*Problem*
Every line below should be copied exactly; drop the pictures.

*Supplied information*
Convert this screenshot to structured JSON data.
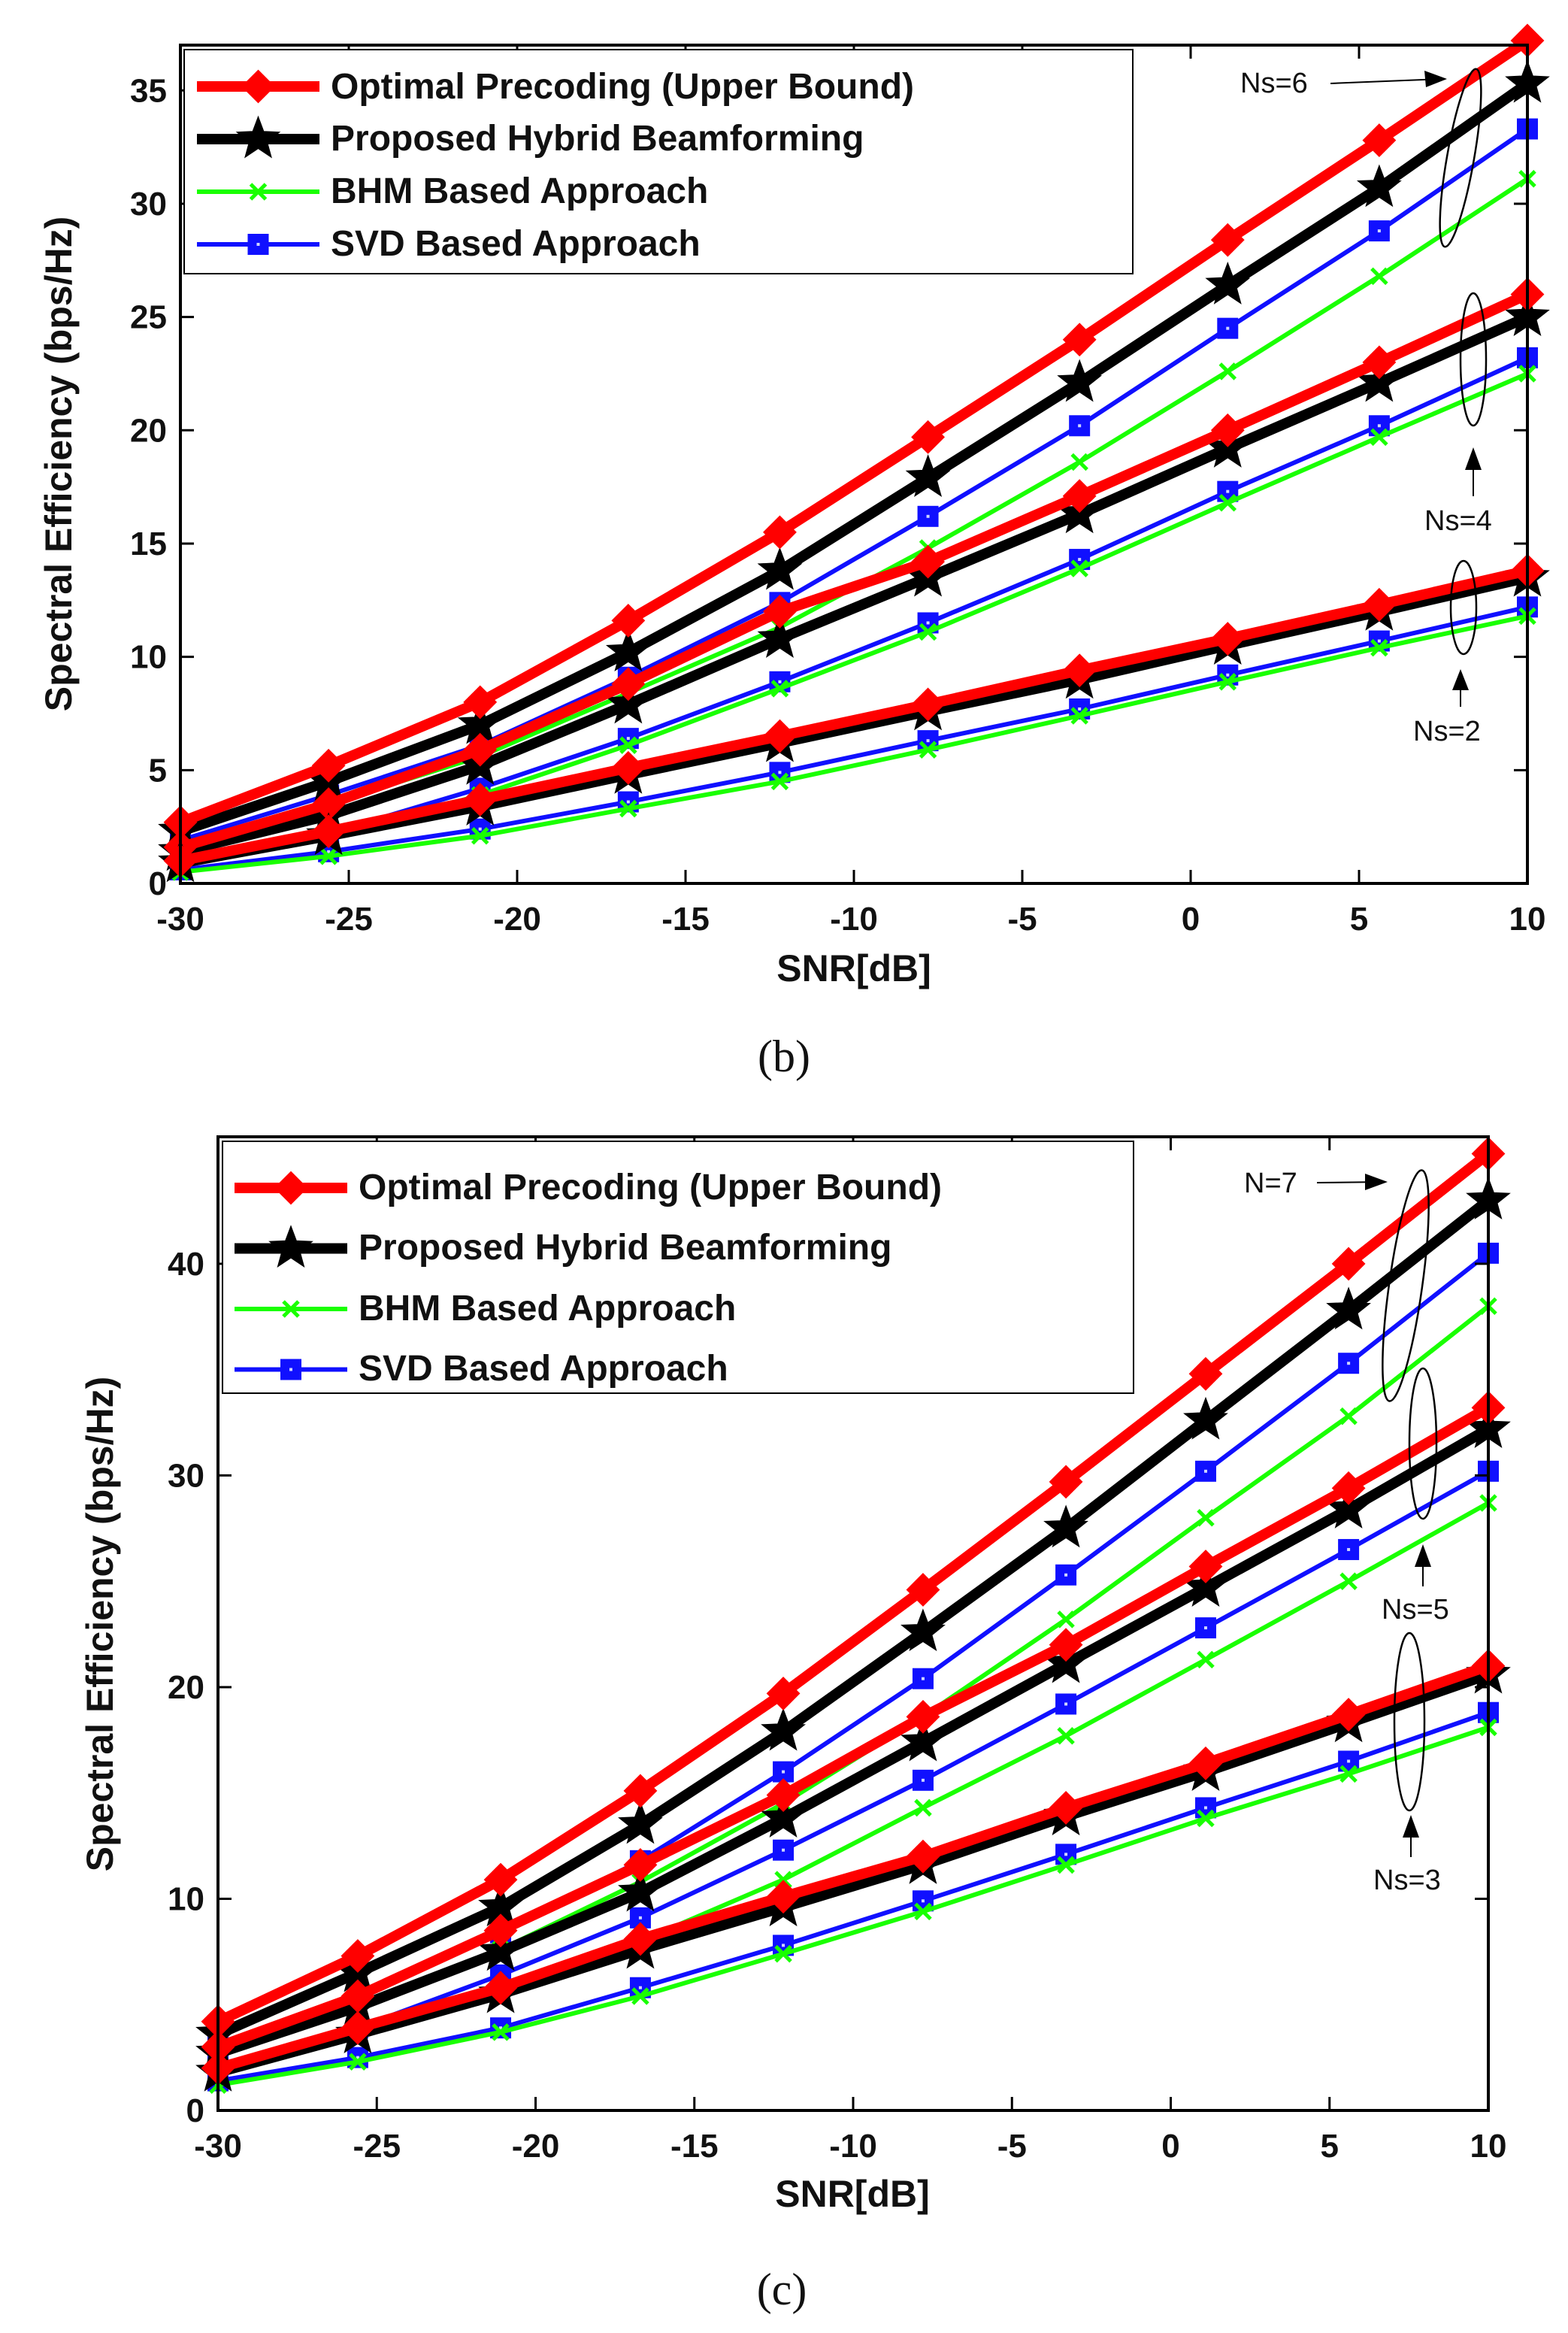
{
  "figure": {
    "panels": [
      "(b)",
      "(c)"
    ]
  },
  "colors": {
    "optimal": "#ff0000",
    "proposed": "#000000",
    "bhm": "#19ff00",
    "svd": "#1010ff",
    "axis": "#000000"
  },
  "chart_data": [
    {
      "type": "line",
      "caption": "(b)",
      "xlabel": "SNR[dB]",
      "ylabel": "Spectral Efficiency (bps/Hz)",
      "xlim": [
        -30,
        10
      ],
      "ylim": [
        0,
        37
      ],
      "xticks": [
        -30,
        -25,
        -20,
        -15,
        -10,
        -5,
        0,
        5,
        10
      ],
      "yticks": [
        0,
        5,
        10,
        15,
        20,
        25,
        30,
        35
      ],
      "x": [
        -30,
        -25.6,
        -21.1,
        -16.7,
        -12.2,
        -7.8,
        -3.3,
        1.1,
        5.6,
        10
      ],
      "legend": [
        {
          "name": "Optimal Precoding (Upper Bound)",
          "key": "optimal"
        },
        {
          "name": "Proposed Hybrid Beamforming",
          "key": "proposed"
        },
        {
          "name": "BHM Based Approach",
          "key": "bhm"
        },
        {
          "name": "SVD Based Approach",
          "key": "svd"
        }
      ],
      "groups": [
        {
          "label": "Ns=6",
          "series": {
            "optimal": [
              2.7,
              5.2,
              8.0,
              11.6,
              15.5,
              19.7,
              24.0,
              28.4,
              32.8,
              37.2
            ],
            "proposed": [
              2.3,
              4.5,
              7.0,
              10.2,
              13.8,
              17.9,
              22.1,
              26.4,
              30.7,
              35.3
            ],
            "bhm": [
              1.6,
              3.5,
              5.6,
              8.4,
              11.3,
              14.8,
              18.6,
              22.6,
              26.8,
              31.1
            ],
            "svd": [
              1.9,
              3.9,
              6.1,
              9.1,
              12.4,
              16.2,
              20.2,
              24.5,
              28.8,
              33.3
            ]
          }
        },
        {
          "label": "Ns=4",
          "series": {
            "optimal": [
              1.6,
              3.5,
              5.9,
              8.8,
              12.0,
              14.2,
              17.1,
              20.0,
              23.0,
              26.0
            ],
            "proposed": [
              1.4,
              3.0,
              5.2,
              7.9,
              10.8,
              13.5,
              16.3,
              19.2,
              22.1,
              25.0
            ],
            "bhm": [
              0.8,
              2.0,
              3.9,
              6.1,
              8.6,
              11.1,
              13.9,
              16.8,
              19.7,
              22.5
            ],
            "svd": [
              1.0,
              2.2,
              4.2,
              6.4,
              8.9,
              11.5,
              14.3,
              17.3,
              20.2,
              23.2
            ]
          }
        },
        {
          "label": "Ns=2",
          "series": {
            "optimal": [
              1.0,
              2.3,
              3.7,
              5.1,
              6.5,
              7.9,
              9.4,
              10.8,
              12.3,
              13.8
            ],
            "proposed": [
              0.9,
              2.1,
              3.4,
              4.8,
              6.2,
              7.6,
              9.0,
              10.5,
              12.0,
              13.5
            ],
            "bhm": [
              0.5,
              1.2,
              2.1,
              3.3,
              4.5,
              5.9,
              7.4,
              8.9,
              10.4,
              11.8
            ],
            "svd": [
              0.6,
              1.4,
              2.4,
              3.6,
              4.9,
              6.3,
              7.7,
              9.2,
              10.7,
              12.2
            ]
          }
        }
      ]
    },
    {
      "type": "line",
      "caption": "(c)",
      "xlabel": "SNR[dB]",
      "ylabel": "Spectral Efficiency (bps/Hz)",
      "xlim": [
        -30,
        10
      ],
      "ylim": [
        0,
        46
      ],
      "xticks": [
        -30,
        -25,
        -20,
        -15,
        -10,
        -5,
        0,
        5,
        10
      ],
      "yticks": [
        0,
        10,
        20,
        30,
        40
      ],
      "x": [
        -30,
        -25.6,
        -21.1,
        -16.7,
        -12.2,
        -7.8,
        -3.3,
        1.1,
        5.6,
        10
      ],
      "legend": [
        {
          "name": "Optimal Precoding (Upper Bound)",
          "key": "optimal"
        },
        {
          "name": "Proposed Hybrid Beamforming",
          "key": "proposed"
        },
        {
          "name": "BHM Based Approach",
          "key": "bhm"
        },
        {
          "name": "SVD Based Approach",
          "key": "svd"
        }
      ],
      "groups": [
        {
          "label": "N=7",
          "series": {
            "optimal": [
              4.2,
              7.3,
              10.9,
              15.1,
              19.7,
              24.6,
              29.7,
              34.8,
              40.0,
              45.2
            ],
            "proposed": [
              3.6,
              6.5,
              9.6,
              13.5,
              17.9,
              22.6,
              27.5,
              32.6,
              37.8,
              43.0
            ],
            "bhm": [
              2.6,
              4.9,
              7.6,
              10.8,
              14.5,
              18.6,
              23.2,
              28.0,
              32.8,
              38.0
            ],
            "svd": [
              3.0,
              5.4,
              8.4,
              11.8,
              16.0,
              20.4,
              25.3,
              30.2,
              35.3,
              40.5
            ]
          }
        },
        {
          "label": "Ns=5",
          "series": {
            "optimal": [
              3.0,
              5.4,
              8.5,
              11.6,
              14.9,
              18.6,
              22.0,
              25.7,
              29.4,
              33.2
            ],
            "proposed": [
              2.7,
              4.9,
              7.5,
              10.3,
              13.8,
              17.4,
              21.1,
              24.7,
              28.4,
              32.2
            ],
            "bhm": [
              1.7,
              3.5,
              5.6,
              8.0,
              10.9,
              14.3,
              17.7,
              21.3,
              25.0,
              28.7
            ],
            "svd": [
              2.1,
              3.9,
              6.4,
              9.1,
              12.3,
              15.6,
              19.2,
              22.8,
              26.5,
              30.2
            ]
          }
        },
        {
          "label": "Ns=3",
          "series": {
            "optimal": [
              2.0,
              3.9,
              5.8,
              8.1,
              10.1,
              12.0,
              14.3,
              16.4,
              18.7,
              21.0
            ],
            "proposed": [
              1.8,
              3.6,
              5.5,
              7.6,
              9.6,
              11.6,
              13.9,
              16.0,
              18.3,
              20.6
            ],
            "bhm": [
              1.2,
              2.3,
              3.7,
              5.4,
              7.4,
              9.4,
              11.6,
              13.8,
              15.9,
              18.1
            ],
            "svd": [
              1.4,
              2.5,
              3.9,
              5.8,
              7.8,
              9.9,
              12.1,
              14.3,
              16.5,
              18.8
            ]
          }
        }
      ]
    }
  ]
}
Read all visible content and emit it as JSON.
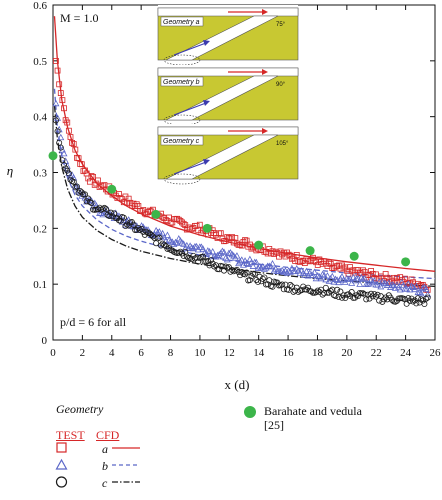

*Completed task*
Convert this screenshot to structured JSON data.
{
  "figure": {
    "panels": [
      "(b)",
      "(c)"
    ]
  },
  "colors": {
    "optimal": "#ff0000",
    "proposed": "#000000",
    "bhm": "#19ff00",
    "svd": "#1010ff",
    "axis": "#000000"
  },
  "chart_data": [
    {
      "type": "line",
      "caption": "(b)",
      "xlabel": "SNR[dB]",
      "ylabel": "Spectral Efficiency (bps/Hz)",
      "xlim": [
        -30,
        10
      ],
      "ylim": [
        0,
        37
      ],
      "xticks": [
        -30,
        -25,
        -20,
        -15,
        -10,
        -5,
        0,
        5,
        10
      ],
      "yticks": [
        0,
        5,
        10,
        15,
        20,
        25,
        30,
        35
      ],
      "x": [
        -30,
        -25.6,
        -21.1,
        -16.7,
        -12.2,
        -7.8,
        -3.3,
        1.1,
        5.6,
        10
      ],
      "legend": [
        {
          "name": "Optimal Precoding (Upper Bound)",
          "key": "optimal"
        },
        {
          "name": "Proposed Hybrid Beamforming",
          "key": "proposed"
        },
        {
          "name": "BHM Based Approach",
          "key": "bhm"
        },
        {
          "name": "SVD Based Approach",
          "key": "svd"
        }
      ],
      "groups": [
        {
          "label": "Ns=6",
          "series": {
            "optimal": [
              2.7,
              5.2,
              8.0,
              11.6,
              15.5,
              19.7,
              24.0,
              28.4,
              32.8,
              37.2
            ],
            "proposed": [
              2.3,
              4.5,
              7.0,
              10.2,
              13.8,
              17.9,
              22.1,
              26.4,
              30.7,
              35.3
            ],
            "bhm": [
              1.6,
              3.5,
              5.6,
              8.4,
              11.3,
              14.8,
              18.6,
              22.6,
              26.8,
              31.1
            ],
            "svd": [
              1.9,
              3.9,
              6.1,
              9.1,
              12.4,
              16.2,
              20.2,
              24.5,
              28.8,
              33.3
            ]
          }
        },
        {
          "label": "Ns=4",
          "series": {
            "optimal": [
              1.6,
              3.5,
              5.9,
              8.8,
              12.0,
              14.2,
              17.1,
              20.0,
              23.0,
              26.0
            ],
            "proposed": [
              1.4,
              3.0,
              5.2,
              7.9,
              10.8,
              13.5,
              16.3,
              19.2,
              22.1,
              25.0
            ],
            "bhm": [
              0.8,
              2.0,
              3.9,
              6.1,
              8.6,
              11.1,
              13.9,
              16.8,
              19.7,
              22.5
            ],
            "svd": [
              1.0,
              2.2,
              4.2,
              6.4,
              8.9,
              11.5,
              14.3,
              17.3,
              20.2,
              23.2
            ]
          }
        },
        {
          "label": "Ns=2",
          "series": {
            "optimal": [
              1.0,
              2.3,
              3.7,
              5.1,
              6.5,
              7.9,
              9.4,
              10.8,
              12.3,
              13.8
            ],
            "proposed": [
              0.9,
              2.1,
              3.4,
              4.8,
              6.2,
              7.6,
              9.0,
              10.5,
              12.0,
              13.5
            ],
            "bhm": [
              0.5,
              1.2,
              2.1,
              3.3,
              4.5,
              5.9,
              7.4,
              8.9,
              10.4,
              11.8
            ],
            "svd": [
              0.6,
              1.4,
              2.4,
              3.6,
              4.9,
              6.3,
              7.7,
              9.2,
              10.7,
              12.2
            ]
          }
        }
      ]
    },
    {
      "type": "line",
      "caption": "(c)",
      "xlabel": "SNR[dB]",
      "ylabel": "Spectral Efficiency (bps/Hz)",
      "xlim": [
        -30,
        10
      ],
      "ylim": [
        0,
        46
      ],
      "xticks": [
        -30,
        -25,
        -20,
        -15,
        -10,
        -5,
        0,
        5,
        10
      ],
      "yticks": [
        0,
        10,
        20,
        30,
        40
      ],
      "x": [
        -30,
        -25.6,
        -21.1,
        -16.7,
        -12.2,
        -7.8,
        -3.3,
        1.1,
        5.6,
        10
      ],
      "legend": [
        {
          "name": "Optimal Precoding (Upper Bound)",
          "key": "optimal"
        },
        {
          "name": "Proposed Hybrid Beamforming",
          "key": "proposed"
        },
        {
          "name": "BHM Based Approach",
          "key": "bhm"
        },
        {
          "name": "SVD Based Approach",
          "key": "svd"
        }
      ],
      "groups": [
        {
          "label": "N=7",
          "series": {
            "optimal": [
              4.2,
              7.3,
              10.9,
              15.1,
              19.7,
              24.6,
              29.7,
              34.8,
              40.0,
              45.2
            ],
            "proposed": [
              3.6,
              6.5,
              9.6,
              13.5,
              17.9,
              22.6,
              27.5,
              32.6,
              37.8,
              43.0
            ],
            "bhm": [
              2.6,
              4.9,
              7.6,
              10.8,
              14.5,
              18.6,
              23.2,
              28.0,
              32.8,
              38.0
            ],
            "svd": [
              3.0,
              5.4,
              8.4,
              11.8,
              16.0,
              20.4,
              25.3,
              30.2,
              35.3,
              40.5
            ]
          }
        },
        {
          "label": "Ns=5",
          "series": {
            "optimal": [
              3.0,
              5.4,
              8.5,
              11.6,
              14.9,
              18.6,
              22.0,
              25.7,
              29.4,
              33.2
            ],
            "proposed": [
              2.7,
              4.9,
              7.5,
              10.3,
              13.8,
              17.4,
              21.1,
              24.7,
              28.4,
              32.2
            ],
            "bhm": [
              1.7,
              3.5,
              5.6,
              8.0,
              10.9,
              14.3,
              17.7,
              21.3,
              25.0,
              28.7
            ],
            "svd": [
              2.1,
              3.9,
              6.4,
              9.1,
              12.3,
              15.6,
              19.2,
              22.8,
              26.5,
              30.2
            ]
          }
        },
        {
          "label": "Ns=3",
          "series": {
            "optimal": [
              2.0,
              3.9,
              5.8,
              8.1,
              10.1,
              12.0,
              14.3,
              16.4,
              18.7,
              21.0
            ],
            "proposed": [
              1.8,
              3.6,
              5.5,
              7.6,
              9.6,
              11.6,
              13.9,
              16.0,
              18.3,
              20.6
            ],
            "bhm": [
              1.2,
              2.3,
              3.7,
              5.4,
              7.4,
              9.4,
              11.6,
              13.8,
              15.9,
              18.1
            ],
            "svd": [
              1.4,
              2.5,
              3.9,
              5.8,
              7.8,
              9.9,
              12.1,
              14.3,
              16.5,
              18.8
            ]
          }
        }
      ]
    }
  ]
}
Read all visible content and emit it as JSON.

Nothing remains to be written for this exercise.